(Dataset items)
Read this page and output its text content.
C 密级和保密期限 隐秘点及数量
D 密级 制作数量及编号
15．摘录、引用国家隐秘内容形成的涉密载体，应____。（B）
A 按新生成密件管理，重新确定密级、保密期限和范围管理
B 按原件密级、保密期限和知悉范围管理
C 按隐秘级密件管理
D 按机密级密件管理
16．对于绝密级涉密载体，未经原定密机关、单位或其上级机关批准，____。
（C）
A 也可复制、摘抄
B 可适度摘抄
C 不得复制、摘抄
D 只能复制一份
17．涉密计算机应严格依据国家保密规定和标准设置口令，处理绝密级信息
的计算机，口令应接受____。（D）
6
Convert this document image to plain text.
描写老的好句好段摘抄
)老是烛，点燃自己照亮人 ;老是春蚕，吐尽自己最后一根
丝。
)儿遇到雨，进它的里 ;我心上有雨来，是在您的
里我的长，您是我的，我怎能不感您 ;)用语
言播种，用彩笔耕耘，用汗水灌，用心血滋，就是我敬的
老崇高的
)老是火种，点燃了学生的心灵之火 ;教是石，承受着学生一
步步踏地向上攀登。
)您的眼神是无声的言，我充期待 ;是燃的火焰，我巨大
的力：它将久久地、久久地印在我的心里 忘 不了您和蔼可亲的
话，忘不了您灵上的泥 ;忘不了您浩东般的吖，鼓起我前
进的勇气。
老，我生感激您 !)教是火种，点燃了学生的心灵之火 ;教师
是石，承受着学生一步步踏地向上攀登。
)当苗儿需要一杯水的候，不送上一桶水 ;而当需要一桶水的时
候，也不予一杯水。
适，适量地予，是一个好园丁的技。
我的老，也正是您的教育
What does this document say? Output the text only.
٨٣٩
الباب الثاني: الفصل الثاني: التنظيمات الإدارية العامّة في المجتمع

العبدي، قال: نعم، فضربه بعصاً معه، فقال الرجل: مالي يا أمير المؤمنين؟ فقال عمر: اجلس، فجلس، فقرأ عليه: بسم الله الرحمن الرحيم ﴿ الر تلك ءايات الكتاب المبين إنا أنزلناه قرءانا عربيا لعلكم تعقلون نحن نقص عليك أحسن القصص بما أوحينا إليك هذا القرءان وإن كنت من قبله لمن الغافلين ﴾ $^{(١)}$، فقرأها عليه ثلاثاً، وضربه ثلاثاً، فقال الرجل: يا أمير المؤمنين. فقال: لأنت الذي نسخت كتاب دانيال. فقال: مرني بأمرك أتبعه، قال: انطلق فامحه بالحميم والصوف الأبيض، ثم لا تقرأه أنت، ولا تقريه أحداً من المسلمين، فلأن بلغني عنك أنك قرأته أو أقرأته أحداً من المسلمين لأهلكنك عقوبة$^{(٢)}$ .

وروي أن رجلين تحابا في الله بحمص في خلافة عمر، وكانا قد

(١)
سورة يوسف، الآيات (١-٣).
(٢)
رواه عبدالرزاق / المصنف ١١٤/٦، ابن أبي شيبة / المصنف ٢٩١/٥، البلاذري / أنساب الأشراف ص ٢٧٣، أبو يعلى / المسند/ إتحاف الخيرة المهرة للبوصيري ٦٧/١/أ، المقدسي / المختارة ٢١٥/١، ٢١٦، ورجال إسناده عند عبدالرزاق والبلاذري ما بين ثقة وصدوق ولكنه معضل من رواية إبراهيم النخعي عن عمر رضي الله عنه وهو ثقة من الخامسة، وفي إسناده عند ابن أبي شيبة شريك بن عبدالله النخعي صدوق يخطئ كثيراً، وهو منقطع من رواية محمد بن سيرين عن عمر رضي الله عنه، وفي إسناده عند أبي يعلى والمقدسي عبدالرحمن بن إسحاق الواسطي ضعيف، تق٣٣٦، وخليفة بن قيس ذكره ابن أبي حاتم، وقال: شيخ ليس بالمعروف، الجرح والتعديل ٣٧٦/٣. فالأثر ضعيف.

**Short problem:**
Gather all lines where the word "this" appears.

**Correct output:**
Read this page and output its text content.
Convert this document image to plain text.
What does this document say? Output the text only.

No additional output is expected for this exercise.